* Stated exercise
Identify each line below that contains the word "motoren", and copy it out.

··· Records for the task

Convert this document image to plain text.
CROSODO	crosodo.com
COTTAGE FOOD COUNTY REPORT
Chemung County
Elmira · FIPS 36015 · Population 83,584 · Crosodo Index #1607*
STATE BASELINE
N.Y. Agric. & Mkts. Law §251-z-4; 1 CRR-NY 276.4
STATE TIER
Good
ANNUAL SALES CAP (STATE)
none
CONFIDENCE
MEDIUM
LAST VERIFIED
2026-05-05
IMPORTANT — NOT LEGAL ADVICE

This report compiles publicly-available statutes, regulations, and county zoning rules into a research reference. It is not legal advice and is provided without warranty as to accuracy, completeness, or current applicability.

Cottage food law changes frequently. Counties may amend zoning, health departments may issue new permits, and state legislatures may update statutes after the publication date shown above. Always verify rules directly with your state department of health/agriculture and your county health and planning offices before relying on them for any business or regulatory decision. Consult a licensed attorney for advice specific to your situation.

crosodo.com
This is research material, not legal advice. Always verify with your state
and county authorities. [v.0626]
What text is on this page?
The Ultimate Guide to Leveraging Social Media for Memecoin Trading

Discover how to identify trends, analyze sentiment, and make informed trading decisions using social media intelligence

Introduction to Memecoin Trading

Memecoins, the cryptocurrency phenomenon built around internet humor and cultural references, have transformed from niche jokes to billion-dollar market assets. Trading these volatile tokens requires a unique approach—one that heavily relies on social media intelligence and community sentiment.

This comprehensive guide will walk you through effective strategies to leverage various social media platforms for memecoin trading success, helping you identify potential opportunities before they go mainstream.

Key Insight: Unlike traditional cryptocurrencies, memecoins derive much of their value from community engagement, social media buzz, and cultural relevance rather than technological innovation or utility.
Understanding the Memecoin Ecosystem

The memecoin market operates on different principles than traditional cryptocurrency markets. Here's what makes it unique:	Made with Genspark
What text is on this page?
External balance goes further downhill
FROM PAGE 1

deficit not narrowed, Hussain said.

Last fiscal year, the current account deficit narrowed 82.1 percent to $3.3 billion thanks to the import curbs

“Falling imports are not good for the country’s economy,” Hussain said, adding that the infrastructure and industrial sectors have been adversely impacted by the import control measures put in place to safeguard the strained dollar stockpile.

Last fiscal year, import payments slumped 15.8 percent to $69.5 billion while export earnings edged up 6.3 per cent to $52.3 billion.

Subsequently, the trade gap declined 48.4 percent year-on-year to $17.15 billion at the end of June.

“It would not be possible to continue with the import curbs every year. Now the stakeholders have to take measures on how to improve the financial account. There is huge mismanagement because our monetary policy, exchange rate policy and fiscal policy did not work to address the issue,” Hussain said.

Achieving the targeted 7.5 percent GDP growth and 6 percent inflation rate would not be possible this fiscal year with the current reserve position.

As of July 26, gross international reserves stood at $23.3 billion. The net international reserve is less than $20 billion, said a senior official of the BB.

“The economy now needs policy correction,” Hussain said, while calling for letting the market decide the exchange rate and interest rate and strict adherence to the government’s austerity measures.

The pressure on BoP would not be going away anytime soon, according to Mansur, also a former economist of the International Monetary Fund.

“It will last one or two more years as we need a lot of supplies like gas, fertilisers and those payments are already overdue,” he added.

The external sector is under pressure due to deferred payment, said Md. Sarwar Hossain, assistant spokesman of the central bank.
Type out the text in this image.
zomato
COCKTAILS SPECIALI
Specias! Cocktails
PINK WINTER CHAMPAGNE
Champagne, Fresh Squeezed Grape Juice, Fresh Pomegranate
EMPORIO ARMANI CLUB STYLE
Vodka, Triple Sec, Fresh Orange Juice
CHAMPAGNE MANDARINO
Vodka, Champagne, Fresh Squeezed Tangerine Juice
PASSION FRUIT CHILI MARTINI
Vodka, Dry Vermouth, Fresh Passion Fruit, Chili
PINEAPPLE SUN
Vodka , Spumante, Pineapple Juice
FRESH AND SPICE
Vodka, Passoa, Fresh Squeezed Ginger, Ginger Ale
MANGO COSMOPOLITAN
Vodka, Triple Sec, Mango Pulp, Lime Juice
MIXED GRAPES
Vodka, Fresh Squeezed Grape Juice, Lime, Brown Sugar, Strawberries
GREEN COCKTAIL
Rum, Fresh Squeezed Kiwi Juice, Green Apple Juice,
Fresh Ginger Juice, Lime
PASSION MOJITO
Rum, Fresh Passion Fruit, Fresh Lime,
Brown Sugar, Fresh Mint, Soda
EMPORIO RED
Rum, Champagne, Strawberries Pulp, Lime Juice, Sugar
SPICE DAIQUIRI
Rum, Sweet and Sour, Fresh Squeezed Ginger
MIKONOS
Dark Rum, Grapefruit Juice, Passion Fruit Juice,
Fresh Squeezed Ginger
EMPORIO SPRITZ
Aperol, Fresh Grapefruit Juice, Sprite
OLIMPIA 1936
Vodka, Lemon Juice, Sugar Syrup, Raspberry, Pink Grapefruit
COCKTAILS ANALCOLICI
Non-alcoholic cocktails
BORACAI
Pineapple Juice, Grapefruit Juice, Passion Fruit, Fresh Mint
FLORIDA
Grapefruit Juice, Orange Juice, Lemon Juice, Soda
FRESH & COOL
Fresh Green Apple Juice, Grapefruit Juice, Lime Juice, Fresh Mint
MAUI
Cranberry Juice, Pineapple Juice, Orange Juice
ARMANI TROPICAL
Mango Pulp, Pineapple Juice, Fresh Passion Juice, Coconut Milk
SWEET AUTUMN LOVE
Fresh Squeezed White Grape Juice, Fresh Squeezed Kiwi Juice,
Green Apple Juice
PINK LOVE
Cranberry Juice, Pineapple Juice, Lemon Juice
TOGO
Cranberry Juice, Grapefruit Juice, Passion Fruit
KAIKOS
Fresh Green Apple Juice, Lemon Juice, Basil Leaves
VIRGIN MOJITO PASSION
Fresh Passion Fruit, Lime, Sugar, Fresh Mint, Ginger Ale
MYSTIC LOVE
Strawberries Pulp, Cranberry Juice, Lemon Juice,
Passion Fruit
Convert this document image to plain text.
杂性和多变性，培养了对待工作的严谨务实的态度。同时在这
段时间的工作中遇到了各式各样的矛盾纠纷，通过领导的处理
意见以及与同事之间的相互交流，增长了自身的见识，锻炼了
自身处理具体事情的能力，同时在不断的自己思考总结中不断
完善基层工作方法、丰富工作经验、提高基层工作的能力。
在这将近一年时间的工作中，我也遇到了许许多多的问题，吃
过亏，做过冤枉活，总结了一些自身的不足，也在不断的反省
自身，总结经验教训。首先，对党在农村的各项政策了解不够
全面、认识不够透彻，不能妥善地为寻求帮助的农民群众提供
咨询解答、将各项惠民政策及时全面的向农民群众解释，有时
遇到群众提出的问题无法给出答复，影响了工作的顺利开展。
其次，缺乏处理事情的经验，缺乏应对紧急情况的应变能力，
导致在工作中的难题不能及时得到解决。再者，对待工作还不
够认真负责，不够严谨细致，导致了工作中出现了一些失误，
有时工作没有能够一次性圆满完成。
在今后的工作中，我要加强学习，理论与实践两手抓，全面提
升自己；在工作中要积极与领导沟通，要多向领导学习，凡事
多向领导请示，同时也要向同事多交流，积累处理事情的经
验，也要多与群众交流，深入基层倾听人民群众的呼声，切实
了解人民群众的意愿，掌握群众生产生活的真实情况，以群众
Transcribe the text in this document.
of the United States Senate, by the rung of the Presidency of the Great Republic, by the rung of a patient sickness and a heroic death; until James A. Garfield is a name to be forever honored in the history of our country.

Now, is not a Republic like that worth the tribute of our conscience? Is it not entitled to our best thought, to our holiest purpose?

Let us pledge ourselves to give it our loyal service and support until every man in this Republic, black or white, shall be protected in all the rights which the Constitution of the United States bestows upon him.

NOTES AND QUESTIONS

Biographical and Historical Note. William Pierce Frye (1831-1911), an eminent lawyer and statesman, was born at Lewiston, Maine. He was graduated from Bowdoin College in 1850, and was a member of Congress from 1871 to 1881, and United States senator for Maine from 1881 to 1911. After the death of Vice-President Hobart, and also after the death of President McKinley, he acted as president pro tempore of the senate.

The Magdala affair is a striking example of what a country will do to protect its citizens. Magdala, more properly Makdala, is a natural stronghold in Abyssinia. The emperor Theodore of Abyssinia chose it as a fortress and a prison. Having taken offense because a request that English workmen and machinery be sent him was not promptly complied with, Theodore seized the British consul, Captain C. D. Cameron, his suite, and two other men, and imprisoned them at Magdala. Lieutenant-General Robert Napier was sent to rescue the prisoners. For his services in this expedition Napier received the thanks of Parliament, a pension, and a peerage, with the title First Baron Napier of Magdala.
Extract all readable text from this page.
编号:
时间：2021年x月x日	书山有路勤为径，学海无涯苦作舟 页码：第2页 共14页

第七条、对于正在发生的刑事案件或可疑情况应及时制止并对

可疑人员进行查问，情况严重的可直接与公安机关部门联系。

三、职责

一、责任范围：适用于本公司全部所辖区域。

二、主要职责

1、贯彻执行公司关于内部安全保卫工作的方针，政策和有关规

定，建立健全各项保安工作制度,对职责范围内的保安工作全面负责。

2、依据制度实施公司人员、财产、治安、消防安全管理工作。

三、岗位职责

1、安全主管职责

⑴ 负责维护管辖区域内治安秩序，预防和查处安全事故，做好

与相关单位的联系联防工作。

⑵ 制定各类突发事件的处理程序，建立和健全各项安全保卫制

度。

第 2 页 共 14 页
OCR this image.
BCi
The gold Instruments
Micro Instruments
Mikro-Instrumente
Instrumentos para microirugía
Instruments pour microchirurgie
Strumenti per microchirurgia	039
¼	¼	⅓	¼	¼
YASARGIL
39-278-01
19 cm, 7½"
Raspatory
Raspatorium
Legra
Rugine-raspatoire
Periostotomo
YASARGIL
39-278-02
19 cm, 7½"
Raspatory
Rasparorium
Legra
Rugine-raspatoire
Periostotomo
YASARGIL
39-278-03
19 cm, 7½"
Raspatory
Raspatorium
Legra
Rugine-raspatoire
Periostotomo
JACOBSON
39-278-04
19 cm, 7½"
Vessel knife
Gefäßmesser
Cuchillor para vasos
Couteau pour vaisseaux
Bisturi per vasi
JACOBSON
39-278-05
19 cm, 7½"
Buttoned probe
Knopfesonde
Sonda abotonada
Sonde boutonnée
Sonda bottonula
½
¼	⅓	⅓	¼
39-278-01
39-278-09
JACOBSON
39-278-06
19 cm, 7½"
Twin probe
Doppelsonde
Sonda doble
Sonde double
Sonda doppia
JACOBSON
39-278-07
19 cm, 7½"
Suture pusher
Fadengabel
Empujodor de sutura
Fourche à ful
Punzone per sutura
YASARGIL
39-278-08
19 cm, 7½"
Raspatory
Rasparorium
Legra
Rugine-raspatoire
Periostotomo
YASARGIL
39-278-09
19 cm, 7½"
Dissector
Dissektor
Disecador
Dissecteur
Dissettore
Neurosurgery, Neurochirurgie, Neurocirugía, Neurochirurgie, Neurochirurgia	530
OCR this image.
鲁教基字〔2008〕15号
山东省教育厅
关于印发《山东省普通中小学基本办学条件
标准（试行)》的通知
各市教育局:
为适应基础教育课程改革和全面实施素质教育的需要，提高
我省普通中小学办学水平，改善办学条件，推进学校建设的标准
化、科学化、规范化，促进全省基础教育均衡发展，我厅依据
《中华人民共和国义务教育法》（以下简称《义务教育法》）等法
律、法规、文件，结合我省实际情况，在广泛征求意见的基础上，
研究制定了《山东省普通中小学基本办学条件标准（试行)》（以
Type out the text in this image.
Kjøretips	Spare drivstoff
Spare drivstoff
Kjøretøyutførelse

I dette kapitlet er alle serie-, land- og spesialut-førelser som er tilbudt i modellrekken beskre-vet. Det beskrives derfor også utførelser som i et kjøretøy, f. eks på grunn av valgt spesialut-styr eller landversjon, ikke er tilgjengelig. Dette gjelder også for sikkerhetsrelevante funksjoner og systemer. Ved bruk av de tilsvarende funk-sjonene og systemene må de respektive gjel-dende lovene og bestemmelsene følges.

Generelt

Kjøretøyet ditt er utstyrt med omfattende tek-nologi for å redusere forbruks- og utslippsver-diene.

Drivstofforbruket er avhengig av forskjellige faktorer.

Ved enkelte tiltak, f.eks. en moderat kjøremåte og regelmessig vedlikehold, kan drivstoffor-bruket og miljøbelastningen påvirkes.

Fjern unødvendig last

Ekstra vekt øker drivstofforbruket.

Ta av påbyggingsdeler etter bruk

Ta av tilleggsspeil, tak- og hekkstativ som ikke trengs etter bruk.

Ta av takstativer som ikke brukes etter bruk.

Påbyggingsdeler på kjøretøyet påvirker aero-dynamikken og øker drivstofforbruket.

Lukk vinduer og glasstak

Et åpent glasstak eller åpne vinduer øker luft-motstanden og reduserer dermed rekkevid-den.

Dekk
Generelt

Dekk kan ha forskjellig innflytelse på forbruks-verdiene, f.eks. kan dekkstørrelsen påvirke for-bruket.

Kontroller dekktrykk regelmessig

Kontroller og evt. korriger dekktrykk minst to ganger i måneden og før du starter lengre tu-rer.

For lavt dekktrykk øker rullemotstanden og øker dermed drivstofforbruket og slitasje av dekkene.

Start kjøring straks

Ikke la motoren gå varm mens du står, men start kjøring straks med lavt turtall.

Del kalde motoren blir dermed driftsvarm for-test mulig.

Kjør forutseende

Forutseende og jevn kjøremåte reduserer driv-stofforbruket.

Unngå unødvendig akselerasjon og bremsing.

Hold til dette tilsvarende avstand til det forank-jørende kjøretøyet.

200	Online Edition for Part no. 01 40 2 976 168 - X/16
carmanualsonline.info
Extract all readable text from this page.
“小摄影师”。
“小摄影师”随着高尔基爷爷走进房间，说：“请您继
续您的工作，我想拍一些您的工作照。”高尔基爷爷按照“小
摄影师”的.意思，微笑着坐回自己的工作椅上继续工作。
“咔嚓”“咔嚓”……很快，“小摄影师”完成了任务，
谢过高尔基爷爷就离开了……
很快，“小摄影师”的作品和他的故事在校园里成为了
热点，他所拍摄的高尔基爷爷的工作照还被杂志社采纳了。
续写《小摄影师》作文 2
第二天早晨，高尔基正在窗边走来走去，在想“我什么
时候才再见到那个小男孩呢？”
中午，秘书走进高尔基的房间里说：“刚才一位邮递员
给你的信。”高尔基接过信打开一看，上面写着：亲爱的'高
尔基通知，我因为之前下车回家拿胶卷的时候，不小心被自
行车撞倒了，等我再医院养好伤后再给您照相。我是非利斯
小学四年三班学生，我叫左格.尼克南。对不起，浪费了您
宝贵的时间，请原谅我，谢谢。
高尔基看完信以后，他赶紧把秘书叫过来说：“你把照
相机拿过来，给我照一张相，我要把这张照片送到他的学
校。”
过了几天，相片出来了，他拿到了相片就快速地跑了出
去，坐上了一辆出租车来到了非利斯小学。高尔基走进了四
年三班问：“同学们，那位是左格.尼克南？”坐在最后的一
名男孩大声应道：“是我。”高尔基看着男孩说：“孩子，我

······

* Task output
Ikke la motoren gå varm mens du står, men start kjøring straks med lavt turtall.
Del kalde motoren blir dermed driftsvarm for-test mulig.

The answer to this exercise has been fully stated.